=== EXERCISE INPUT ===

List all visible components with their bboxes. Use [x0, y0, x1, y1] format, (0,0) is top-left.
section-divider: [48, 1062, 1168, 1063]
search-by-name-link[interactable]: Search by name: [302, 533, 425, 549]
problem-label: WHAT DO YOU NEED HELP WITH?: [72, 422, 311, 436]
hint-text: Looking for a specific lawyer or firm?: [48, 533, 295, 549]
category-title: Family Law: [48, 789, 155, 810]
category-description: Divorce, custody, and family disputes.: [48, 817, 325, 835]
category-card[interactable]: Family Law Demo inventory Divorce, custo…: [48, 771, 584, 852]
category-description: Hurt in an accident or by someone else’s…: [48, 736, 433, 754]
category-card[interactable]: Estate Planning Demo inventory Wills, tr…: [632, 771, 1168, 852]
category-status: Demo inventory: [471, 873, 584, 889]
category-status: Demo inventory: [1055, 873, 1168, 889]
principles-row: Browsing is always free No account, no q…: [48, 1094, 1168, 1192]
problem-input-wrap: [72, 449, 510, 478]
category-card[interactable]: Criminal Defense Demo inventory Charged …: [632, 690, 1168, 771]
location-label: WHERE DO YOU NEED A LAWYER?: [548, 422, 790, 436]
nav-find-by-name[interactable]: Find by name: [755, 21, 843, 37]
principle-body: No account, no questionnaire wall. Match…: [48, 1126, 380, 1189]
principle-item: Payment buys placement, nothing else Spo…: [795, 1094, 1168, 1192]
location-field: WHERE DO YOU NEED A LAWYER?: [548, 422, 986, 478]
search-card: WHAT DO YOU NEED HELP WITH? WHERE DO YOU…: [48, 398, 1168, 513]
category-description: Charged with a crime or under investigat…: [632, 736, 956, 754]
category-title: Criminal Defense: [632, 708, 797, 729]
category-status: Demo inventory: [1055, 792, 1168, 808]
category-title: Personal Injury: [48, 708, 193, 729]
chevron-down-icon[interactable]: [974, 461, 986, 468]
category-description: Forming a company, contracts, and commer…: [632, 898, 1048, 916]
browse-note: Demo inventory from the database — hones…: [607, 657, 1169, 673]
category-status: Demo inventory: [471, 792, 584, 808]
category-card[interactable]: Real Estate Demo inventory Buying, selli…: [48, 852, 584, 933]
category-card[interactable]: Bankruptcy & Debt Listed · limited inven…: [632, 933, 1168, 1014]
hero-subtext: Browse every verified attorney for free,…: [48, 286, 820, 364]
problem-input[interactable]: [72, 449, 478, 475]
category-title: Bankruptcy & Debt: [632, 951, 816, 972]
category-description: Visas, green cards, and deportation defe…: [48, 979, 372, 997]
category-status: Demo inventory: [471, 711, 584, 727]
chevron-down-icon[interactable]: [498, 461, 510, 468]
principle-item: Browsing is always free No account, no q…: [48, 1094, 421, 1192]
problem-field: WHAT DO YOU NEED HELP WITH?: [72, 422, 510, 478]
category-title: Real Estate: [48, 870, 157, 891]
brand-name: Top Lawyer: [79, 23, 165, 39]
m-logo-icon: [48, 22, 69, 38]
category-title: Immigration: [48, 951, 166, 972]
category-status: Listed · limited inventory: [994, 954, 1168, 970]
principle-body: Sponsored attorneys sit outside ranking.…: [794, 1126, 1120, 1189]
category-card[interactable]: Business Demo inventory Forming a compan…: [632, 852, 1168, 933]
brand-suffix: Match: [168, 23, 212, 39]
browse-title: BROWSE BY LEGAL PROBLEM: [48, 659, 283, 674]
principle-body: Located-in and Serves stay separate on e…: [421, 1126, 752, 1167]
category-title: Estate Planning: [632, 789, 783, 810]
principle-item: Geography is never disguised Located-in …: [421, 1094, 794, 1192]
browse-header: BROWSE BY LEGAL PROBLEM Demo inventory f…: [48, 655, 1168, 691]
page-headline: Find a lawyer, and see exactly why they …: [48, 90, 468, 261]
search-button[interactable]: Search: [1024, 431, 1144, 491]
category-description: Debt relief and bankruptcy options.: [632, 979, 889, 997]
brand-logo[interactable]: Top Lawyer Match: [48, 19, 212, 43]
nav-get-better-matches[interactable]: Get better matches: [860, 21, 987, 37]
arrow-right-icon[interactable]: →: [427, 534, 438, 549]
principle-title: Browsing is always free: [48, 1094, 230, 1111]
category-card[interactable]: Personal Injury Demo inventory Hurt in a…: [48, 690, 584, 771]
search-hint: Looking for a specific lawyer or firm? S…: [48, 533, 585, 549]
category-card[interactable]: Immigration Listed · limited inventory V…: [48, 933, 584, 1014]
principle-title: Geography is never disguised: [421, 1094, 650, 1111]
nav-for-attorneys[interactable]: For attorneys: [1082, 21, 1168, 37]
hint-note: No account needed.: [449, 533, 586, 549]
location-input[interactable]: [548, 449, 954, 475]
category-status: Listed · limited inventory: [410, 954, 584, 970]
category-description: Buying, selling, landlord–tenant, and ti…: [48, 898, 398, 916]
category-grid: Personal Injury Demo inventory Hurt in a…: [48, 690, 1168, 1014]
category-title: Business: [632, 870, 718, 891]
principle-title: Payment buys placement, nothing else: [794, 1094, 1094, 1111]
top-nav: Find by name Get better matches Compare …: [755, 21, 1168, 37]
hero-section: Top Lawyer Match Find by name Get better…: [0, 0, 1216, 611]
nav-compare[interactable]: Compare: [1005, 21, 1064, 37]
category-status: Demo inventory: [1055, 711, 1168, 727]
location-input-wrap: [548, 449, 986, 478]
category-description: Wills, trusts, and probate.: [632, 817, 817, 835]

===

**TASK DETAILS**: Please set out the lines above as a Markdown table with two columns, No. and Line, numbering the rows in order and leaving out any blank lines.

**RESPONSE BELOW**:
| No. | Line |
|---|---|
| 1 | List all visible components with their bboxes. Use [x0, y0, x1, y1] format, (0,0) is top-left. |
| 2 | section-divider: [48, 1062, 1168, 1063] |
| 3 | search-by-name-link[interactable]: Search by name: [302, 533, 425, 549] |
| 4 | problem-label: WHAT DO YOU NEED HELP WITH?: [72, 422, 311, 436] |
| 5 | hint-text: Looking for a specific lawyer or firm?: [48, 533, 295, 549] |
| 6 | category-title: Family Law: [48, 789, 155, 810] |
| 7 | category-description: Divorce, custody, and family disputes.: [48, 817, 325, 835] |
| 8 | category-card[interactable]: Family Law Demo inventory Divorce, custo…: [48, 771, 584, 852] |
| 9 | category-description: Hurt in an accident or by someone else’s…: [48, 736, 433, 754] |
| 10 | category-card[interactable]: Estate Planning Demo inventory Wills, tr…: [632, 771, 1168, 852] |
| 11 | category-status: Demo inventory: [471, 873, 584, 889] |
| 12 | category-status: Demo inventory: [1055, 873, 1168, 889] |
| 13 | principles-row: Browsing is always free No account, no q…: [48, 1094, 1168, 1192] |
| 14 | problem-input-wrap: [72, 449, 510, 478] |
| 15 | category-card[interactable]: Criminal Defense Demo inventory Charged …: [632, 690, 1168, 771] |
| 16 | location-label: WHERE DO YOU NEED A LAWYER?: [548, 422, 790, 436] |
| 17 | nav-find-by-name[interactable]: Find by name: [755, 21, 843, 37] |
| 18 | principle-body: No account, no questionnaire wall. Match…: [48, 1126, 380, 1189] |
| 19 | principle-item: Payment buys placement, nothing else Spo…: [795, 1094, 1168, 1192] |
| 20 | location-field: WHERE DO YOU NEED A LAWYER?: [548, 422, 986, 478] |
| 21 | search-card: WHAT DO YOU NEED HELP WITH? WHERE DO YOU…: [48, 398, 1168, 513] |
| 22 | category-description: Charged with a crime or under investigat…: [632, 736, 956, 754] |
| 23 | category-title: Criminal Defense: [632, 708, 797, 729] |
| 24 | category-status: Demo inventory: [1055, 792, 1168, 808] |
| 25 | category-title: Personal Injury: [48, 708, 193, 729] |
| 26 | chevron-down-icon[interactable]: [974, 461, 986, 468] |
| 27 | category-description: Forming a company, contracts, and commer…: [632, 898, 1048, 916] |
| 28 | browse-note: Demo inventory from the database — hones…: [607, 657, 1169, 673] |
| 29 | category-status: Demo inventory: [471, 792, 584, 808] |
| 30 | category-card[interactable]: Real Estate Demo inventory Buying, selli…: [48, 852, 584, 933] |
| 31 | category-card[interactable]: Bankruptcy & Debt Listed · limited inven…: [632, 933, 1168, 1014] |
| 32 | hero-subtext: Browse every verified attorney for free,…: [48, 286, 820, 364] |
| 33 | problem-input[interactable]: [72, 449, 478, 475] |
| 34 | category-title: Bankruptcy & Debt: [632, 951, 816, 972] |
| 35 | category-description: Visas, green cards, and deportation defe…: [48, 979, 372, 997] |
| 36 | category-status: Demo inventory: [471, 711, 584, 727] |
| 37 | chevron-down-icon[interactable]: [498, 461, 510, 468] |
| 38 | principle-item: Browsing is always free No account, no q…: [48, 1094, 421, 1192] |
| 39 | problem-field: WHAT DO YOU NEED HELP WITH?: [72, 422, 510, 478] |
| 40 | category-title: Real Estate: [48, 870, 157, 891] |
| 41 | brand-name: Top Lawyer: [79, 23, 165, 39] |
| 42 | m-logo-icon: [48, 22, 69, 38] |
| 43 | category-title: Immigration: [48, 951, 166, 972] |
| 44 | category-status: Listed · limited inventory: [994, 954, 1168, 970] |
| 45 | principle-body: Sponsored attorneys sit outside ranking.…: [794, 1126, 1120, 1189] |
| 46 | category-card[interactable]: Business Demo inventory Forming a compan…: [632, 852, 1168, 933] |
| 47 | brand-suffix: Match: [168, 23, 212, 39] |
| 48 | browse-title: BROWSE BY LEGAL PROBLEM: [48, 659, 283, 674] |
| 49 | principle-body: Located-in and Serves stay separate on e…: [421, 1126, 752, 1167] |
| 50 | category-title: Estate Planning: [632, 789, 783, 810] |
| 51 | principle-item: Geography is never disguised Located-in …: [421, 1094, 794, 1192] |
| 52 | browse-header: BROWSE BY LEGAL PROBLEM Demo inventory f…: [48, 655, 1168, 691] |
| 53 | page-headline: Find a lawyer, and see exactly why they …: [48, 90, 468, 261] |
| 54 | search-button[interactable]: Search: [1024, 431, 1144, 491] |
| 55 | category-description: Debt relief and bankruptcy options.: [632, 979, 889, 997] |
| 56 | brand-logo[interactable]: Top Lawyer Match: [48, 19, 212, 43] |
| 57 | nav-get-better-matches[interactable]: Get better matches: [860, 21, 987, 37] |
| 58 | arrow-right-icon[interactable]: →: [427, 534, 438, 549] |
| 59 | principle-title: Browsing is always free: [48, 1094, 230, 1111] |
| 60 | category-card[interactable]: Personal Injury Demo inventory Hurt in a…: [48, 690, 584, 771] |
| 61 | search-hint: Looking for a specific lawyer or firm? S…: [48, 533, 585, 549] |
| 62 | category-card[interactable]: Immigration Listed · limited inventory V…: [48, 933, 584, 1014] |
| 63 | principle-title: Geography is never disguised: [421, 1094, 650, 1111] |
| 64 | nav-for-attorneys[interactable]: For attorneys: [1082, 21, 1168, 37] |
| 65 | hint-note: No account needed.: [449, 533, 586, 549] |
| 66 | location-input[interactable]: [548, 449, 954, 475] |
| 67 | category-status: Listed · limited inventory: [410, 954, 584, 970] |
| 68 | category-description: Buying, selling, landlord–tenant, and ti…: [48, 898, 398, 916] |
| 69 | category-grid: Personal Injury Demo inventory Hurt in a…: [48, 690, 1168, 1014] |
| 70 | category-title: Business: [632, 870, 718, 891] |
| 71 | principle-title: Payment buys placement, nothing else: [794, 1094, 1094, 1111] |
| 72 | top-nav: Find by name Get better matches Compare …: [755, 21, 1168, 37] |
| 73 | hero-section: Top Lawyer Match Find by name Get better…: [0, 0, 1216, 611] |
| 74 | nav-compare[interactable]: Compare: [1005, 21, 1064, 37] |
| 75 | category-status: Demo inventory: [1055, 711, 1168, 727] |
| 76 | location-input-wrap: [548, 449, 986, 478] |
| 77 | category-description: Wills, trusts, and probate.: [632, 817, 817, 835] |